— START Data section —
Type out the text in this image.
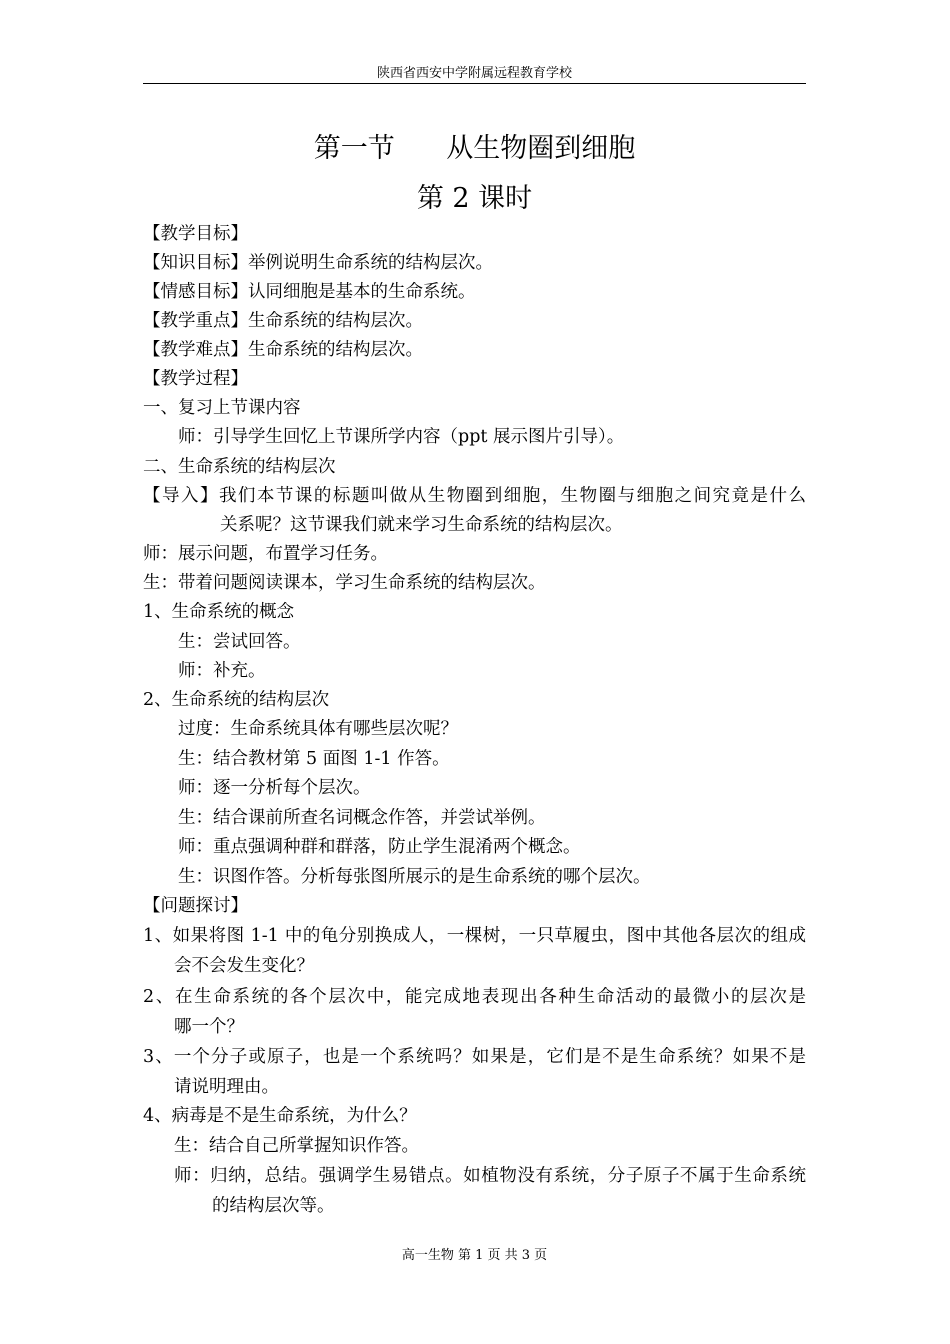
陕西省西安中学附属远程教育学校
第一节      从生物圈到细胞
第 2 课时
【教学目标】
【知识目标】举例说明生命系统的结构层次。
【情感目标】认同细胞是基本的生命系统。
【教学重点】生命系统的结构层次。
【教学难点】生命系统的结构层次。
【教学过程】
一、复习上节课内容
师：引导学生回忆上节课所学内容（ppt 展示图片引导）。
二、生命系统的结构层次
【导入】我们本节课的标题叫做从生物圈到细胞，生物圈与细胞之间究竟是什么
关系呢？这节课我们就来学习生命系统的结构层次。
师：展示问题，布置学习任务。
生：带着问题阅读课本，学习生命系统的结构层次。
1、生命系统的概念
生：尝试回答。
师：补充。
2、生命系统的结构层次
过度：生命系统具体有哪些层次呢？
生：结合教材第 5 面图 1-1 作答。
师：逐一分析每个层次。
生：结合课前所查名词概念作答，并尝试举例。
师：重点强调种群和群落，防止学生混淆两个概念。
生：识图作答。分析每张图所展示的是生命系统的哪个层次。
【问题探讨】
1、如果将图 1-1 中的龟分别换成人，一棵树，一只草履虫，图中其他各层次的组成
会不会发生变化？
2、在生命系统的各个层次中，能完成地表现出各种生命活动的最微小的层次是
哪一个？
3、一个分子或原子，也是一个系统吗？如果是，它们是不是生命系统？如果不是
请说明理由。
4、病毒是不是生命系统，为什么？
生：结合自己所掌握知识作答。
师：归纳，总结。强调学生易错点。如植物没有系统，分子原子不属于生命系统
的结构层次等。
高一生物 第 1 页 共 3 页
— END Data section —
[What is needed]:
Transcribe each entry above exactly, apart from the pictures.

[Task output]:
Type out the text in this image.
陕西省西安中学附属远程教育学校
第一节      从生物圈到细胞
第 2 课时
【教学目标】
【知识目标】举例说明生命系统的结构层次。
【情感目标】认同细胞是基本的生命系统。
【教学重点】生命系统的结构层次。
【教学难点】生命系统的结构层次。
【教学过程】
一、复习上节课内容
师：引导学生回忆上节课所学内容（ppt 展示图片引导）。
二、生命系统的结构层次
【导入】我们本节课的标题叫做从生物圈到细胞，生物圈与细胞之间究竟是什么
关系呢？这节课我们就来学习生命系统的结构层次。
师：展示问题，布置学习任务。
生：带着问题阅读课本，学习生命系统的结构层次。
1、生命系统的概念
生：尝试回答。
师：补充。
2、生命系统的结构层次
过度：生命系统具体有哪些层次呢？
生：结合教材第 5 面图 1-1 作答。
师：逐一分析每个层次。
生：结合课前所查名词概念作答，并尝试举例。
师：重点强调种群和群落，防止学生混淆两个概念。
生：识图作答。分析每张图所展示的是生命系统的哪个层次。
【问题探讨】
1、如果将图 1-1 中的龟分别换成人，一棵树，一只草履虫，图中其他各层次的组成
会不会发生变化？
2、在生命系统的各个层次中，能完成地表现出各种生命活动的最微小的层次是
哪一个？
3、一个分子或原子，也是一个系统吗？如果是，它们是不是生命系统？如果不是
请说明理由。
4、病毒是不是生命系统，为什么？
生：结合自己所掌握知识作答。
师：归纳，总结。强调学生易错点。如植物没有系统，分子原子不属于生命系统
的结构层次等。
高一生物 第 1 页 共 3 页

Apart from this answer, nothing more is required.